**Passage to read**
--- --- ---
The year 2019 was epiphanic for Indian policymakers who have been steering the economy in the Narendra Modi era. The economy was on a slow decline for most part of this decade, with growth deceleration intensifying over the last fiscal and spilling into the first two quarters of 2019-20. Yet, the policymakers were in denial mode, ignoring the ominous signs of the slowdown, until the writing appeared on the wall.
The 'welfare' state
It did not help matters that this was also the year of general elections, when the political narrative had to take precedence, even if that meant withholding information on the state of the economy that was vital for undertaking policy course corrections. This undermined the urgency and the focus that was required on the economy.
It appears that the political calculations of the government that came to power in 2014 have consistently undermined the policy response needed to address the economic reality of the moment. The post-2014 emergence of new welfare-ism is a manifestation of this priority.
The various welfare interventions, despite significant gaps in implementation, were instrumental in vote consolidation for the ruling party in a caste-ridden rural Hindi heartland.
The cost for these political gains were met through increased government spending, which put pressure for improving revenue mobilisation, including by deploying what has been described as 'tax terrorism'.
This, in turn, undermined business sentiments and the revival in private investment. Importantly, even when some steps were taken to reform economic regulation and management, such as the enactment of the Insolvency and Bankruptcy Code 2016, operational weaknesses and credibility concerns on the measures announced may have come in the way of realising the intended outcomes.
Flagging demand
It is against this background that the year 2019 saw a further deterioration in the economy's growth momentum, with a distinct possibility that the current fiscal year may now record the slowest annual GDP growth of around 5 per cent in nearly two decades.
It also showed the current government's continued proclivity to announce big, aspirational ideas without undertaking adequate groundwork. For instance, the launch of the ambitious Ayushman Bharat Yojana in 2018 has been followed up by the objective of making India a $5 trillion economy over the next five years, ie, by 2024-25.
On the face of it, it is meaningful to have aspirational targets for public action. They help in outlining a vision, mobilising public opinion and collective effort and provide a basis for creating a strategic framework for public action. In the Indian context, this is critical to attain the stated targets more effectively and efficiently.
Finally, the question that developments in 2019 pose is how serious the current economic slowdown is and what does the next year or two hold for India.
Of the four drivers on the demand side, three — private consumption, investment and net exports (exports-imports) — are underperforming, with government expenditure being the prime support to the economy at the moment.
An indefinite reliance on government spending to keep the economy afloat is fraught with dangers of serious macroeconomic derailment. If that happens, it would become even more difficult for the other two domestic demand drivers to recover. There is little that one can do to stoke the external demand by way of policy measures in the short run. At the same time, private consumption and investment are both driven by stakeholder sentiments and economic fundamentals.
--- --- ---
**Material for this task**
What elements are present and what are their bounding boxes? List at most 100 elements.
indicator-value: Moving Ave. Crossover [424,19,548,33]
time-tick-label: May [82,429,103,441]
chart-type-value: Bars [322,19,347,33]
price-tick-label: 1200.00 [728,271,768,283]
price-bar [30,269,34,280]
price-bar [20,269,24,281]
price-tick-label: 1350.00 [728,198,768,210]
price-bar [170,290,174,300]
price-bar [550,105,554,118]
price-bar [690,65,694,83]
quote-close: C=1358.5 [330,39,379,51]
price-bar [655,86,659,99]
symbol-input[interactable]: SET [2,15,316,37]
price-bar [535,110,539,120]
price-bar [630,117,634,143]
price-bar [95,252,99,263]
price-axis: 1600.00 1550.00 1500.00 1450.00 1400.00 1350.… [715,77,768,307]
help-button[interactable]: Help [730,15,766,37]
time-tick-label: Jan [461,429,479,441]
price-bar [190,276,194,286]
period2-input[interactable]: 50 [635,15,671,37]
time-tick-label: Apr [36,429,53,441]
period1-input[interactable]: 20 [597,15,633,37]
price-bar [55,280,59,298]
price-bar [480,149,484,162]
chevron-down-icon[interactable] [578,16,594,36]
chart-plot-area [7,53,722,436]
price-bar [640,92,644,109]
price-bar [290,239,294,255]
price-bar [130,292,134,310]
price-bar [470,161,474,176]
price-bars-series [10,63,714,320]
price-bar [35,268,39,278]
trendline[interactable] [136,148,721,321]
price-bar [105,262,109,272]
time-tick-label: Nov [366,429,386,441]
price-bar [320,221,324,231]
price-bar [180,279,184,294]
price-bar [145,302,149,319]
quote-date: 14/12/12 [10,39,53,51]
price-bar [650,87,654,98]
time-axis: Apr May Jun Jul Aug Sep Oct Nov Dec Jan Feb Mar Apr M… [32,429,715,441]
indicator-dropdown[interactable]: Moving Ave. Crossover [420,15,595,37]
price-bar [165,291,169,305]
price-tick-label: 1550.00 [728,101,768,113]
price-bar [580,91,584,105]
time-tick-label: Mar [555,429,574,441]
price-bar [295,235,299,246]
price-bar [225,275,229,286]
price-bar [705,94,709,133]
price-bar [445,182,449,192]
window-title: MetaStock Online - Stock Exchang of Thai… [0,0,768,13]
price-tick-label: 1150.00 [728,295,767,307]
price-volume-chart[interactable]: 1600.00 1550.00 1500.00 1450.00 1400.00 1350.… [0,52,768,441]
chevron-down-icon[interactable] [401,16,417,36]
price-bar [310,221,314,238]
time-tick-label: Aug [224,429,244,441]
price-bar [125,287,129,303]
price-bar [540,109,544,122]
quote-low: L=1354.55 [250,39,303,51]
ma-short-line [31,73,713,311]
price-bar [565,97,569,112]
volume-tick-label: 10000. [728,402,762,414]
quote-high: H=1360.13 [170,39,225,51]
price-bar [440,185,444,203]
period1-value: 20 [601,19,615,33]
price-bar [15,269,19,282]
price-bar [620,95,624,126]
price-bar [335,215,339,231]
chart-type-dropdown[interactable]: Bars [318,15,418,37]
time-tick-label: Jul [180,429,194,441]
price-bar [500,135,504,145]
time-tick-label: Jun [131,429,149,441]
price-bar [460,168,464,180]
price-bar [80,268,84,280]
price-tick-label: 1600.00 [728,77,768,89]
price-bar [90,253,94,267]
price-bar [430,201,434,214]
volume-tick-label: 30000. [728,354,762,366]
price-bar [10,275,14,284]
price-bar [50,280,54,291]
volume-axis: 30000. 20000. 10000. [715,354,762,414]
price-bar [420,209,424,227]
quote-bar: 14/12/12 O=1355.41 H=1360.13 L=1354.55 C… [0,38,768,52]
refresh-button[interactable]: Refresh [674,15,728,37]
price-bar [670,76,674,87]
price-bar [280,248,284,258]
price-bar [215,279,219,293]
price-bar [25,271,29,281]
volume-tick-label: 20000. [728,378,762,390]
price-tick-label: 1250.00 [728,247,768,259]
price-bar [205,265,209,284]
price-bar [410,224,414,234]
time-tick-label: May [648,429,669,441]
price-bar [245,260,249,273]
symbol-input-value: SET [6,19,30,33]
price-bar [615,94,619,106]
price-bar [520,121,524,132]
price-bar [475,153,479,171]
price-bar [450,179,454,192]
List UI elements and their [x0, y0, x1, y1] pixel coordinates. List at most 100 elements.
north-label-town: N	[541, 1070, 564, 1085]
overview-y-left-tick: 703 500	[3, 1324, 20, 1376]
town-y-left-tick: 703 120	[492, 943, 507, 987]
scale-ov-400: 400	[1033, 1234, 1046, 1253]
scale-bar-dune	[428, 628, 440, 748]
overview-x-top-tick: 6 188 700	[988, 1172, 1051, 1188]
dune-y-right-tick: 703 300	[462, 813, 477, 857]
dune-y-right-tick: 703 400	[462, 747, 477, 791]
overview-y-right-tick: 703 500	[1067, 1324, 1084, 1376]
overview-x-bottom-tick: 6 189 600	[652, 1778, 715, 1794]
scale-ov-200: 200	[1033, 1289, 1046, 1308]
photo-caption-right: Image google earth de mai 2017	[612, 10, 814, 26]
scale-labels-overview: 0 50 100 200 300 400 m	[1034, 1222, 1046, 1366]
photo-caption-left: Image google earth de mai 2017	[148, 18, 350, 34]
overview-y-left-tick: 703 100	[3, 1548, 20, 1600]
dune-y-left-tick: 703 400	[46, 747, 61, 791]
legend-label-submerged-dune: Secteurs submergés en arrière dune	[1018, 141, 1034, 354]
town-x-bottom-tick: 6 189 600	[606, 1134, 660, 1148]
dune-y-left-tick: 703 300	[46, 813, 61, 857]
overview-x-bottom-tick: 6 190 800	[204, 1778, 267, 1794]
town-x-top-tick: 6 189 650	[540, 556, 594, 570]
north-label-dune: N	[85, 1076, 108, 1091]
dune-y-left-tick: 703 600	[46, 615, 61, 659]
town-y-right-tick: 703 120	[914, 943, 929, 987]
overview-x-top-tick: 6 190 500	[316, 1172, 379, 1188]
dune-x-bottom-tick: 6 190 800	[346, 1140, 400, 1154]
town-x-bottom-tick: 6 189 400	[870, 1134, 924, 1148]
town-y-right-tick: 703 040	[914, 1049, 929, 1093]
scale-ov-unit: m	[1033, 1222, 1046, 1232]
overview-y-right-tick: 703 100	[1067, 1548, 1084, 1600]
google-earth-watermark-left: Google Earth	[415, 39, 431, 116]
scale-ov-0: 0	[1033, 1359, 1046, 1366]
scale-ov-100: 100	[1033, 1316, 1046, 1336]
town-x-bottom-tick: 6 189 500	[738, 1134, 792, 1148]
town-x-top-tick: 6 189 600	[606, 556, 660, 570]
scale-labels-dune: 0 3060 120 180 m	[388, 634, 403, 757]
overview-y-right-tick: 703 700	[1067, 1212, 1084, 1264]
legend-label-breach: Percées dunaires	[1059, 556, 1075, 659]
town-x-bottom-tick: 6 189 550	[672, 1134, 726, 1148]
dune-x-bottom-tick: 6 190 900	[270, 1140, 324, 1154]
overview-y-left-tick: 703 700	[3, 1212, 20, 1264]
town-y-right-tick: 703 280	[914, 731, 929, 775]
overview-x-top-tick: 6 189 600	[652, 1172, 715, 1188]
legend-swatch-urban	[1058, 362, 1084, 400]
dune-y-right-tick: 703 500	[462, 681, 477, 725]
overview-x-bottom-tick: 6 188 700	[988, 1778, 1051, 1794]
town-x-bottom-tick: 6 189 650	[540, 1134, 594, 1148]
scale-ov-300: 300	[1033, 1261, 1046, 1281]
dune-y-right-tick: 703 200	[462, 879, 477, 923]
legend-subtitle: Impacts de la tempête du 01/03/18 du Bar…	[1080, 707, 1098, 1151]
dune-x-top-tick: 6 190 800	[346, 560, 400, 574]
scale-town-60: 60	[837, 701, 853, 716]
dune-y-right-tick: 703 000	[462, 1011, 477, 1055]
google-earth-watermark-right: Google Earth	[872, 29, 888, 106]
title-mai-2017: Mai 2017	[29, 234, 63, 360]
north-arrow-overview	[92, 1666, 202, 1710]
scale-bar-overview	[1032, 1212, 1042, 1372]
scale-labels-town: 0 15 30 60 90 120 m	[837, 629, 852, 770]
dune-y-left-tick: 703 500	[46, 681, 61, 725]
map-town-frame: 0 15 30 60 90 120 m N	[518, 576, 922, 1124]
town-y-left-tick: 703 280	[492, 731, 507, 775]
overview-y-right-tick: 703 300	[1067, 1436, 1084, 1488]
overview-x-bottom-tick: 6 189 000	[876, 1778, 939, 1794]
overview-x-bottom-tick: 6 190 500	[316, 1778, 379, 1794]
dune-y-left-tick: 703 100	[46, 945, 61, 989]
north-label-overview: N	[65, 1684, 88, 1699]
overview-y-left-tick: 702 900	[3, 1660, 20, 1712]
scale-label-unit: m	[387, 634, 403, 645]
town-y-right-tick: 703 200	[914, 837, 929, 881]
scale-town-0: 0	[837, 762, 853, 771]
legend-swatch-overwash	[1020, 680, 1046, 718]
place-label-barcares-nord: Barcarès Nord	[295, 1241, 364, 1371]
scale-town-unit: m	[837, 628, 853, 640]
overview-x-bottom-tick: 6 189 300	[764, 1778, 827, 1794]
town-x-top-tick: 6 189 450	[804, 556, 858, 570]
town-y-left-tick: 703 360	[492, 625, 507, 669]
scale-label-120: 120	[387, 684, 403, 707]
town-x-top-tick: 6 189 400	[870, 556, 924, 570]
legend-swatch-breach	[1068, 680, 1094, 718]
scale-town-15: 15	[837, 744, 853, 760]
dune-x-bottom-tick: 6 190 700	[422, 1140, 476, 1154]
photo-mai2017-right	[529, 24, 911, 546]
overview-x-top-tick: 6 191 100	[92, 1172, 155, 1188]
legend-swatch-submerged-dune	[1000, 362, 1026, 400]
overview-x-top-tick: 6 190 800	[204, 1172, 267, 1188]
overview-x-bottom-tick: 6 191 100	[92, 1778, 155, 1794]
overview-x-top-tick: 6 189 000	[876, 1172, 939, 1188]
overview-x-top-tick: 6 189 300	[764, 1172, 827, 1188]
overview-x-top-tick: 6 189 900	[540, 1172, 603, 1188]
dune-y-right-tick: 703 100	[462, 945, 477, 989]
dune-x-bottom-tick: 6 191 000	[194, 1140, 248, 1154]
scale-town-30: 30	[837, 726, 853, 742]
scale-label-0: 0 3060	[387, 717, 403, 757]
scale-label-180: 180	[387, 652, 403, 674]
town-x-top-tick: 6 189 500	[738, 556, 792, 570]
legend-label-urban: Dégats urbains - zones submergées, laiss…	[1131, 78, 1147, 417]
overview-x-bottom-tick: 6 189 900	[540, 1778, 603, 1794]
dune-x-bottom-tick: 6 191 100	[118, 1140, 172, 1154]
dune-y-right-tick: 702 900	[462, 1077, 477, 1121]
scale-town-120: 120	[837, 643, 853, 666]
--- --- ---
**The tasks**
1. Render the listing, starting at its first line and ending at the line containing "price-bar [95,252,99,263]", as a Markdown table with the columns Row and Line, with one numbered row per line and blank lines omitted.
2. Extend the commentary on India's economic slowdown in 2019, picking up right after its final sentence.
The listing has no connection to the text on India's economy.

**Outputs in order**
1.
| Row | Line |
|---|---|
| 1 | What elements are present and what are their bounding boxes? List at most 100 elements. |
| 2 | indicator-value: Moving Ave. Crossover [424,19,548,33] |
| 3 | time-tick-label: May [82,429,103,441] |
| 4 | chart-type-value: Bars [322,19,347,33] |
| 5 | price-tick-label: 1200.00 [728,271,768,283] |
| 6 | price-bar [30,269,34,280] |
| 7 | price-bar [20,269,24,281] |
| 8 | price-tick-label: 1350.00 [728,198,768,210] |
| 9 | price-bar [170,290,174,300] |
| 10 | price-bar [550,105,554,118] |
| 11 | price-bar [690,65,694,83] |
| 12 | quote-close: C=1358.5 [330,39,379,51] |
| 13 | price-bar [655,86,659,99] |
| 14 | symbol-input[interactable]: SET [2,15,316,37] |
| 15 | price-bar [535,110,539,120] |
| 16 | price-bar [630,117,634,143] |
| 17 | price-bar [95,252,99,263] |

2.
While the government has to bring down the real cost of investment, it has to address the factors that could lift the overall business sentiments at the same time. This includes removing political uncertainty arising from a number of issues that is interfering with purely economic decisions of individuals and communities, address concerns related to tax terrorism and other regulatory compliances and encourage Foreign Direct Investment (FDI) inflows that have been stagnating for a number of years now.
A quick recovery in investments would not only boost demand, including through consumption, when investment happens in greenfield projects and supports expansion in employment, but would also boost supply and domestic savings rate to the improve the potential growth of the economy.
Constricted supply
On the supply side, the two major concerns are related to the health of the financial system and deterioration in the agriculture terms of trade over the last few years.
The latter has a bearing on income stabilisation in the farm sector and, therefore, on the sustainability of factor productivity and output growth in the sector, with direct consequences for aggregate demand in the economy. Nearly 75 per cent of the banking sector in India is in the public domain, which suffers from frequent governance failures. As a result, the public sector continues to exercise an undue control on the more productive private enterprise. This must change if the economy has to sustain high growth for an extended period.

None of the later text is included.